— start Data section —
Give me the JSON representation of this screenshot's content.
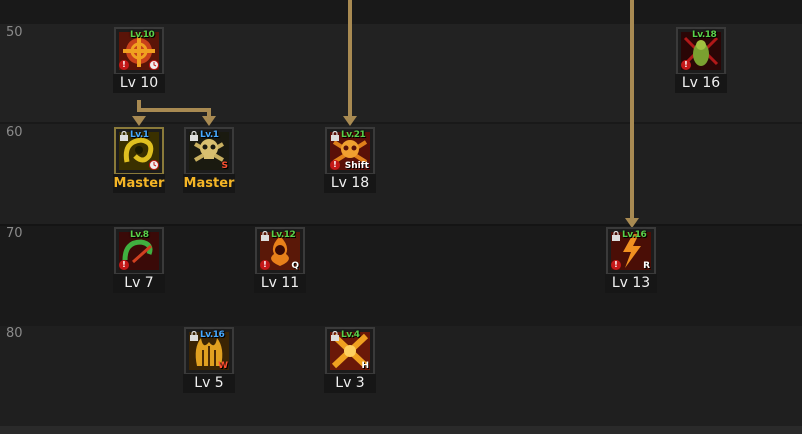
{
  "rows": [
    {
      "label": "50"
    },
    {
      "label": "60"
    },
    {
      "label": "70"
    },
    {
      "label": "80"
    }
  ],
  "skills": [
    {
      "id": "skill-a",
      "level_req": "Lv.10",
      "level_label": "Lv 10",
      "hotkey": "",
      "icon": "crosshair-skill-icon",
      "accent": "#d83a1a"
    },
    {
      "id": "skill-b",
      "level_req": "Lv.18",
      "level_label": "Lv 16",
      "hotkey": "",
      "icon": "dark-figure-skill-icon",
      "accent": "#8a1a1a"
    },
    {
      "id": "skill-c",
      "level_req": "Lv.1",
      "level_label": "Master",
      "hotkey": "",
      "icon": "swirl-skill-icon",
      "accent": "#b89a20"
    },
    {
      "id": "skill-d",
      "level_req": "Lv.1",
      "level_label": "Master",
      "hotkey": "S",
      "icon": "skull-skill-icon",
      "accent": "#b8a040"
    },
    {
      "id": "skill-e",
      "level_req": "Lv.21",
      "level_label": "Lv 18",
      "hotkey": "Shift",
      "icon": "skull-fire-skill-icon",
      "accent": "#c03a1a"
    },
    {
      "id": "skill-f",
      "level_req": "Lv.8",
      "level_label": "Lv 7",
      "hotkey": "",
      "icon": "green-swirl-skill-icon",
      "accent": "#2a8a2a"
    },
    {
      "id": "skill-g",
      "level_req": "Lv.12",
      "level_label": "Lv 11",
      "hotkey": "Q",
      "icon": "fire-figure-skill-icon",
      "accent": "#c85a1a"
    },
    {
      "id": "skill-h",
      "level_req": "Lv.16",
      "level_label": "Lv 13",
      "hotkey": "R",
      "icon": "lightning-skill-icon",
      "accent": "#d04a1a"
    },
    {
      "id": "skill-i",
      "level_req": "Lv.16",
      "level_label": "Lv 5",
      "hotkey": "W",
      "icon": "gold-flame-skill-icon",
      "accent": "#c89a20"
    },
    {
      "id": "skill-j",
      "level_req": "Lv.4",
      "level_label": "Lv 3",
      "hotkey": "H",
      "icon": "cross-burst-skill-icon",
      "accent": "#d86a1a"
    }
  ]
}
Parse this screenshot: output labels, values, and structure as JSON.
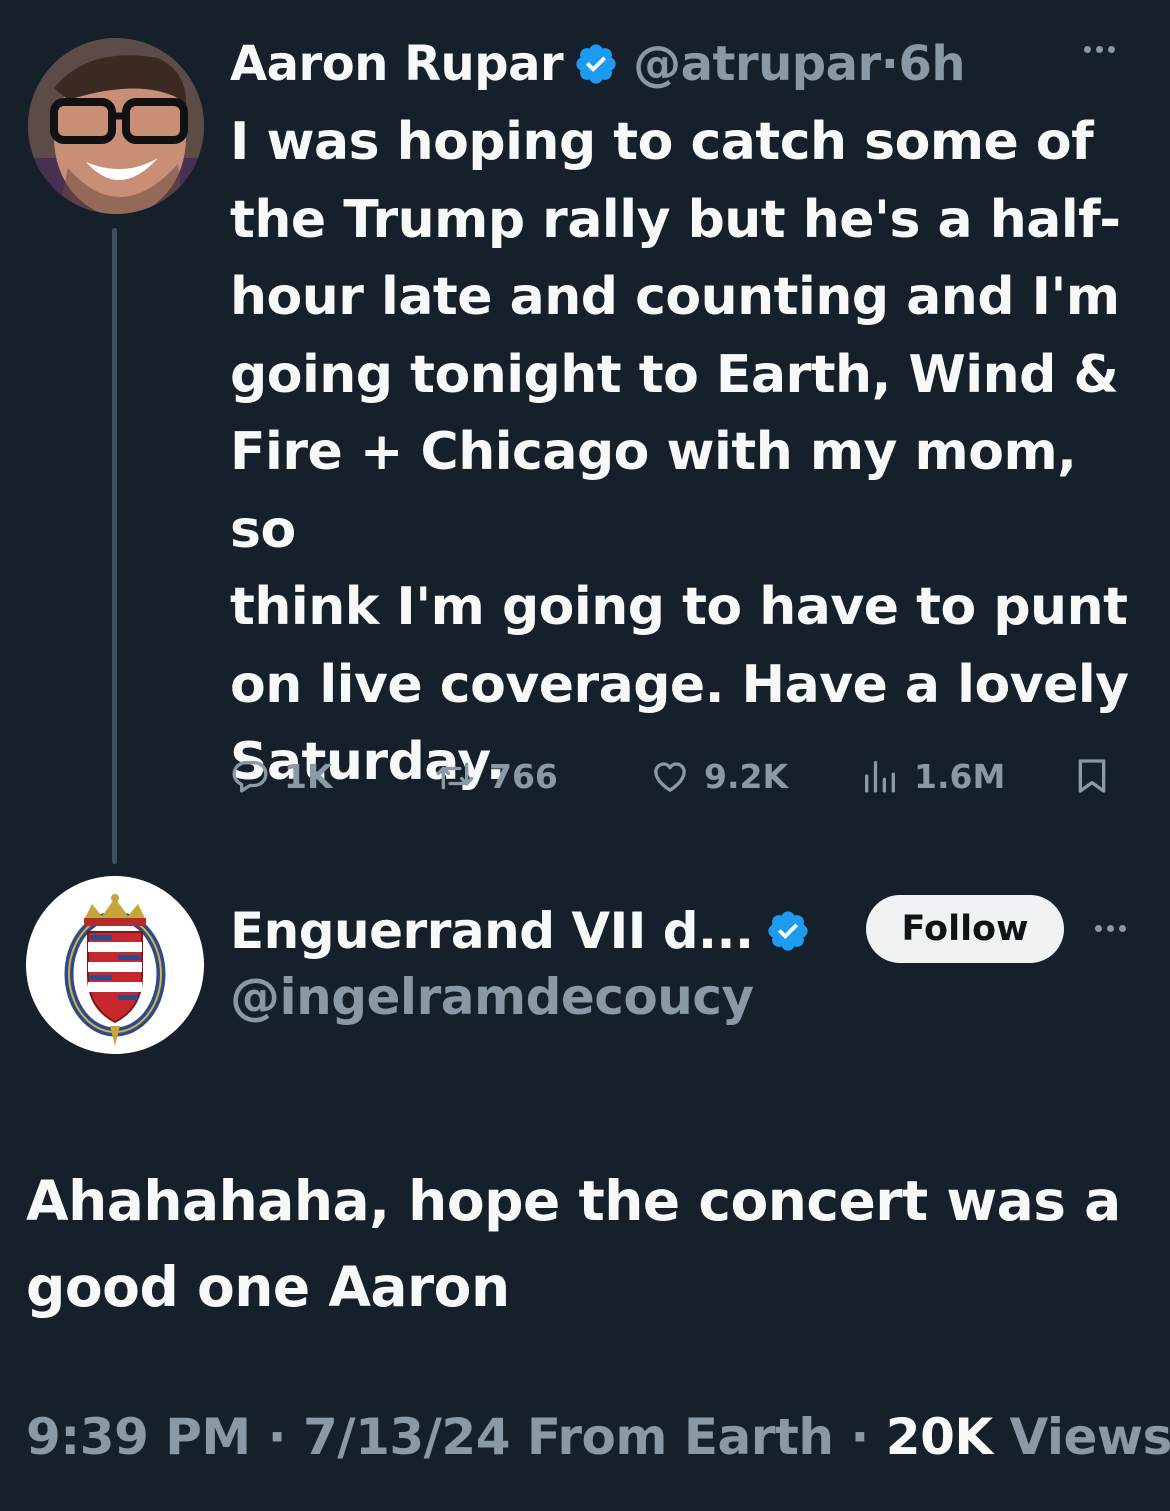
{
  "tweet": {
    "author_name": "Aaron Rupar",
    "author_handle": "@atrupar",
    "time": "6h",
    "text": "I was hoping to catch some of the Trump rally but he's a half-hour late and counting and I'm going tonight to Earth, Wind & Fire + Chicago with my mom, so think I'm going to have to punt on live coverage. Have a lovely Saturday.",
    "lines": [
      "I was hoping to catch some of",
      "the Trump rally but he's a half-",
      "hour late and counting and I'm",
      "going tonight to Earth, Wind &",
      "Fire + Chicago with my mom, so",
      "think I'm going to have to punt",
      "on live coverage. Have a lovely",
      "Saturday."
    ],
    "stats": {
      "replies": "1K",
      "reposts": "766",
      "likes": "9.2K",
      "views": "1.6M"
    }
  },
  "reply": {
    "author_name": "Enguerrand VII d...",
    "author_handle": "@ingelramdecoucy",
    "follow_label": "Follow",
    "lines": [
      "Ahahahaha, hope the concert was a",
      "good one Aaron"
    ],
    "time": "9:39 PM",
    "date": "7/13/24",
    "source": "From Earth",
    "views_count": "20K",
    "views_label": "Views"
  },
  "icons": {
    "verified": "verified-badge-icon",
    "reply": "reply-bubble-icon",
    "repost": "repost-icon",
    "like": "heart-icon",
    "views": "bar-chart-icon",
    "bookmark": "bookmark-icon",
    "more": "more-dots-icon"
  },
  "colors": {
    "background": "#15202b",
    "text": "#f7f9f9",
    "secondary": "#8b98a5",
    "verified": "#1d9bf0"
  }
}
— end Data section —
◆ **Problem details**: Lines of the material that contain the word "hotkey" are to be gathered.

◆ **Correct output**:
      "hotkey": "",
      "hotkey": "",
      "hotkey": "",
      "hotkey": "S",
      "hotkey": "Shift",
      "hotkey": "",
      "hotkey": "Q",
      "hotkey": "R",
      "hotkey": "W",
      "hotkey": "H",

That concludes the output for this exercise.